> [Written instruction] Reproduce the following rows verbatim, keeping every line as it appears.

> [Input data]

□ □ □ □ □

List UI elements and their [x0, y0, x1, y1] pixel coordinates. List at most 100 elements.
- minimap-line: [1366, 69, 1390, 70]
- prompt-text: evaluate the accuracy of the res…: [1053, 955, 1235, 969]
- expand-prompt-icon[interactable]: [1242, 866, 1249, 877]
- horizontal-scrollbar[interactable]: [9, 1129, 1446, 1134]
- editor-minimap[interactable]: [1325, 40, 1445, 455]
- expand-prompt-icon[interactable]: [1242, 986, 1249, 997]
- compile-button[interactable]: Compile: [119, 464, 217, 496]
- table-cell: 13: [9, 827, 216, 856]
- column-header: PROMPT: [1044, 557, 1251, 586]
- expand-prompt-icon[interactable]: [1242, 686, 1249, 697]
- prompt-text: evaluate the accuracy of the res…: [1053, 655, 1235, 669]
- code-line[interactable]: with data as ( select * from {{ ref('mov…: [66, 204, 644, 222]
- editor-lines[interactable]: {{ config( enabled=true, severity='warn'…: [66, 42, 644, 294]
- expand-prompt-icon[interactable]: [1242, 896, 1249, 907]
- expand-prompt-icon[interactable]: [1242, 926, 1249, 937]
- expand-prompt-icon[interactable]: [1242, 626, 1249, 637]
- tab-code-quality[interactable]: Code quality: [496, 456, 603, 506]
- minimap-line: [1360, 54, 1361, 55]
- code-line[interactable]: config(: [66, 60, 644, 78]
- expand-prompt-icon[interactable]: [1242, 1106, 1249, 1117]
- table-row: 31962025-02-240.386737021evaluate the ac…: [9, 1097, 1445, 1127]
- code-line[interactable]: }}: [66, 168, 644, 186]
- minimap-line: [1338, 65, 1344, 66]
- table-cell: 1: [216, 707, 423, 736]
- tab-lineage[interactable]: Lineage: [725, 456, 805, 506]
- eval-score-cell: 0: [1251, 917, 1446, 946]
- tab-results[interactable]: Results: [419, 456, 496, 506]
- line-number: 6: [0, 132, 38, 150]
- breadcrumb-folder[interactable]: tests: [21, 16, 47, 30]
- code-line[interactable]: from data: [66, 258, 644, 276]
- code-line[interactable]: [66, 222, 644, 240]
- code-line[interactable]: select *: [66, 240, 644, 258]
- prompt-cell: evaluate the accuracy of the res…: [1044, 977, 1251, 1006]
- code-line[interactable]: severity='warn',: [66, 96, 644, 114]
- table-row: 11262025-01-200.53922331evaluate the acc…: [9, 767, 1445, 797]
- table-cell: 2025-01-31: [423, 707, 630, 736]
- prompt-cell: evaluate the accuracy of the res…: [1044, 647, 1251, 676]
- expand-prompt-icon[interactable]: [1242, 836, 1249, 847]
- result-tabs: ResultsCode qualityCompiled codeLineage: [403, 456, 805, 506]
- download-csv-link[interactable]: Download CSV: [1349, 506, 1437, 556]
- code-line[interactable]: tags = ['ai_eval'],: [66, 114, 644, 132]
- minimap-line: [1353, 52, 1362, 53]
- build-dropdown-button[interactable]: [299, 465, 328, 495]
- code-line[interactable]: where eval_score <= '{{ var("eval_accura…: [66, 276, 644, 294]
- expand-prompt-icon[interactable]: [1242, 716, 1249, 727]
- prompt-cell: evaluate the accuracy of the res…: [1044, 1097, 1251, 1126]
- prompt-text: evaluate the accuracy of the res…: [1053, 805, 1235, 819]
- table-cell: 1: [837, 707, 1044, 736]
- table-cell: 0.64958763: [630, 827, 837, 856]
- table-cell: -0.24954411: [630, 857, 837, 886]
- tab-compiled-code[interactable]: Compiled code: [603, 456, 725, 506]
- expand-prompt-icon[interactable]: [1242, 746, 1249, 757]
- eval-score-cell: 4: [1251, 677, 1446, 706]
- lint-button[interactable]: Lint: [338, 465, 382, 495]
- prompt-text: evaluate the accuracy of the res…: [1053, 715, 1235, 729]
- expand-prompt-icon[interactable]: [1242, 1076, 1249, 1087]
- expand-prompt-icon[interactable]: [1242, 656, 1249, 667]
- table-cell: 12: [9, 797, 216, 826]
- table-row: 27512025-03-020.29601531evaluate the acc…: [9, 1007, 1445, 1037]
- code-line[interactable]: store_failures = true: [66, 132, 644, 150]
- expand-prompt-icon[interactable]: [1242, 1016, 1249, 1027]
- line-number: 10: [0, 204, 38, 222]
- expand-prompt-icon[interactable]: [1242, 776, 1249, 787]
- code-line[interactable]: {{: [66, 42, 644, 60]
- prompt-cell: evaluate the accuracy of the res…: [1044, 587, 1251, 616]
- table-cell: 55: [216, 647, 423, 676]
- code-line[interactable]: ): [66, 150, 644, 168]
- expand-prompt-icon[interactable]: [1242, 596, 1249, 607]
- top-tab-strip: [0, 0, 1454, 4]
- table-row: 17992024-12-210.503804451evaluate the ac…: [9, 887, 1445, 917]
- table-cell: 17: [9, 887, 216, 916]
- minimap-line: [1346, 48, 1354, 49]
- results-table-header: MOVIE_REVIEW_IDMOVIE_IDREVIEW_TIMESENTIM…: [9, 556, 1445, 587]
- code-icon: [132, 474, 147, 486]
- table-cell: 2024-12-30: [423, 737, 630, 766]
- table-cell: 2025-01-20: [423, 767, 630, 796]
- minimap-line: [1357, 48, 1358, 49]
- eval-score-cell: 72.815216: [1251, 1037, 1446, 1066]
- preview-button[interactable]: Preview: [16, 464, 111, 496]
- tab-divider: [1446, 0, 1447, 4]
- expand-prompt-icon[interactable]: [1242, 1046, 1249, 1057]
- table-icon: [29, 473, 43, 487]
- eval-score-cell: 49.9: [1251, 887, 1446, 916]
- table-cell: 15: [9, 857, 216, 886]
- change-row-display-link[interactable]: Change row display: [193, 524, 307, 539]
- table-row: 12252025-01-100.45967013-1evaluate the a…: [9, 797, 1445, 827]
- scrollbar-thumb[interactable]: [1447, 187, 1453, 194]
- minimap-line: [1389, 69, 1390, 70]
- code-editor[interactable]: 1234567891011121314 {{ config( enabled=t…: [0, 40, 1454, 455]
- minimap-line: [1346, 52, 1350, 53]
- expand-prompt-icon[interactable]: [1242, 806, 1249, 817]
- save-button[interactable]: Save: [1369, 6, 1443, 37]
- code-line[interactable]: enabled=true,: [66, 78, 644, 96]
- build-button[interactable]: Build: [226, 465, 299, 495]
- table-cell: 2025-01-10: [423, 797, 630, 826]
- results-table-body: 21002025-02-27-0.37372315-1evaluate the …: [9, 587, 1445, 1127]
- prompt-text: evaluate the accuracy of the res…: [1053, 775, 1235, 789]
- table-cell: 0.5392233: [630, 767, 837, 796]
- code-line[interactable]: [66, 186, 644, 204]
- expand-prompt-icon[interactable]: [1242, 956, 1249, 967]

□ □ □ □ □

> [Result of this task]
List UI elements and their [x0, y0, x1, y1] pixel coordinates. List at most 100 elements.
- minimap-line: [1366, 69, 1390, 70]
- prompt-text: evaluate the accuracy of the res…: [1053, 955, 1235, 969]
- expand-prompt-icon[interactable]: [1242, 866, 1249, 877]
- horizontal-scrollbar[interactable]: [9, 1129, 1446, 1134]
- editor-minimap[interactable]: [1325, 40, 1445, 455]
- expand-prompt-icon[interactable]: [1242, 986, 1249, 997]
- compile-button[interactable]: Compile: [119, 464, 217, 496]
- table-cell: 13: [9, 827, 216, 856]
- column-header: PROMPT: [1044, 557, 1251, 586]
- expand-prompt-icon[interactable]: [1242, 686, 1249, 697]
- prompt-text: evaluate the accuracy of the res…: [1053, 655, 1235, 669]
- code-line[interactable]: with data as ( select * from {{ ref('mov…: [66, 204, 644, 222]
- editor-lines[interactable]: {{ config( enabled=true, severity='warn'…: [66, 42, 644, 294]
- expand-prompt-icon[interactable]: [1242, 896, 1249, 907]
- expand-prompt-icon[interactable]: [1242, 926, 1249, 937]
- expand-prompt-icon[interactable]: [1242, 626, 1249, 637]
- tab-code-quality[interactable]: Code quality: [496, 456, 603, 506]
- minimap-line: [1360, 54, 1361, 55]
- code-line[interactable]: config(: [66, 60, 644, 78]
- expand-prompt-icon[interactable]: [1242, 1106, 1249, 1117]
- table-row: 31962025-02-240.386737021evaluate the ac…: [9, 1097, 1445, 1127]
- code-line[interactable]: }}: [66, 168, 644, 186]
- minimap-line: [1338, 65, 1344, 66]
- table-cell: 1: [216, 707, 423, 736]
- tab-lineage[interactable]: Lineage: [725, 456, 805, 506]
- eval-score-cell: 0: [1251, 917, 1446, 946]
- tab-results[interactable]: Results: [419, 456, 496, 506]
- line-number: 6: [0, 132, 38, 150]
- breadcrumb-folder[interactable]: tests: [21, 16, 47, 30]
- code-line[interactable]: from data: [66, 258, 644, 276]
- code-line[interactable]: [66, 222, 644, 240]
- code-line[interactable]: select *: [66, 240, 644, 258]
- prompt-cell: evaluate the accuracy of the res…: [1044, 977, 1251, 1006]
- code-line[interactable]: severity='warn',: [66, 96, 644, 114]
- table-row: 11262025-01-200.53922331evaluate the acc…: [9, 767, 1445, 797]
- table-cell: 2025-01-31: [423, 707, 630, 736]
- prompt-cell: evaluate the accuracy of the res…: [1044, 647, 1251, 676]
- expand-prompt-icon[interactable]: [1242, 836, 1249, 847]
- result-tabs: ResultsCode qualityCompiled codeLineage: [403, 456, 805, 506]
- download-csv-link[interactable]: Download CSV: [1349, 506, 1437, 556]
- code-line[interactable]: tags = ['ai_eval'],: [66, 114, 644, 132]
- minimap-line: [1353, 52, 1362, 53]
- build-dropdown-button[interactable]: [299, 465, 328, 495]
- code-line[interactable]: where eval_score <= '{{ var("eval_accura…: [66, 276, 644, 294]
- expand-prompt-icon[interactable]: [1242, 716, 1249, 727]
- prompt-cell: evaluate the accuracy of the res…: [1044, 1097, 1251, 1126]
- prompt-text: evaluate the accuracy of the res…: [1053, 805, 1235, 819]
- table-cell: 1: [837, 707, 1044, 736]
- table-cell: 0.64958763: [630, 827, 837, 856]
- table-cell: -0.24954411: [630, 857, 837, 886]
- tab-compiled-code[interactable]: Compiled code: [603, 456, 725, 506]
- expand-prompt-icon[interactable]: [1242, 746, 1249, 757]
- eval-score-cell: 4: [1251, 677, 1446, 706]
- lint-button[interactable]: Lint: [338, 465, 382, 495]
- prompt-text: evaluate the accuracy of the res…: [1053, 715, 1235, 729]
- expand-prompt-icon[interactable]: [1242, 1076, 1249, 1087]
- expand-prompt-icon[interactable]: [1242, 656, 1249, 667]
- table-cell: 12: [9, 797, 216, 826]
- table-row: 27512025-03-020.29601531evaluate the acc…: [9, 1007, 1445, 1037]
- code-line[interactable]: store_failures = true: [66, 132, 644, 150]
- expand-prompt-icon[interactable]: [1242, 1016, 1249, 1027]
- line-number: 10: [0, 204, 38, 222]
- expand-prompt-icon[interactable]: [1242, 776, 1249, 787]
- code-line[interactable]: {{: [66, 42, 644, 60]
- prompt-cell: evaluate the accuracy of the res…: [1044, 587, 1251, 616]
- table-cell: 55: [216, 647, 423, 676]
- code-line[interactable]: ): [66, 150, 644, 168]
- expand-prompt-icon[interactable]: [1242, 596, 1249, 607]
- top-tab-strip: [0, 0, 1454, 4]
- table-row: 17992024-12-210.503804451evaluate the ac…: [9, 887, 1445, 917]
- table-cell: 17: [9, 887, 216, 916]
- minimap-line: [1346, 48, 1354, 49]
- results-table-header: MOVIE_REVIEW_IDMOVIE_IDREVIEW_TIMESENTIM…: [9, 556, 1445, 587]
- code-icon: [132, 474, 147, 486]
- table-cell: 2024-12-30: [423, 737, 630, 766]
- table-cell: 2025-01-20: [423, 767, 630, 796]
- minimap-line: [1357, 48, 1358, 49]
- eval-score-cell: 72.815216: [1251, 1037, 1446, 1066]
- preview-button[interactable]: Preview: [16, 464, 111, 496]
- tab-divider: [1446, 0, 1447, 4]
- expand-prompt-icon[interactable]: [1242, 1046, 1249, 1057]
- table-icon: [29, 473, 43, 487]
- eval-score-cell: 49.9: [1251, 887, 1446, 916]
- table-cell: 15: [9, 857, 216, 886]
- change-row-display-link[interactable]: Change row display: [193, 524, 307, 539]
- table-row: 12252025-01-100.45967013-1evaluate the a…: [9, 797, 1445, 827]
- scrollbar-thumb[interactable]: [1447, 187, 1453, 194]
- minimap-line: [1389, 69, 1390, 70]
- code-editor[interactable]: 1234567891011121314 {{ config( enabled=t…: [0, 40, 1454, 455]
- minimap-line: [1346, 52, 1350, 53]
- expand-prompt-icon[interactable]: [1242, 806, 1249, 817]
- save-button[interactable]: Save: [1369, 6, 1443, 37]
- code-line[interactable]: enabled=true,: [66, 78, 644, 96]
- build-button[interactable]: Build: [226, 465, 299, 495]
- table-cell: 2025-01-10: [423, 797, 630, 826]
- results-table-body: 21002025-02-27-0.37372315-1evaluate the …: [9, 587, 1445, 1127]
- prompt-text: evaluate the accuracy of the res…: [1053, 775, 1235, 789]
- table-cell: 0.5392233: [630, 767, 837, 796]
- code-line[interactable]: [66, 186, 644, 204]
- expand-prompt-icon[interactable]: [1242, 956, 1249, 967]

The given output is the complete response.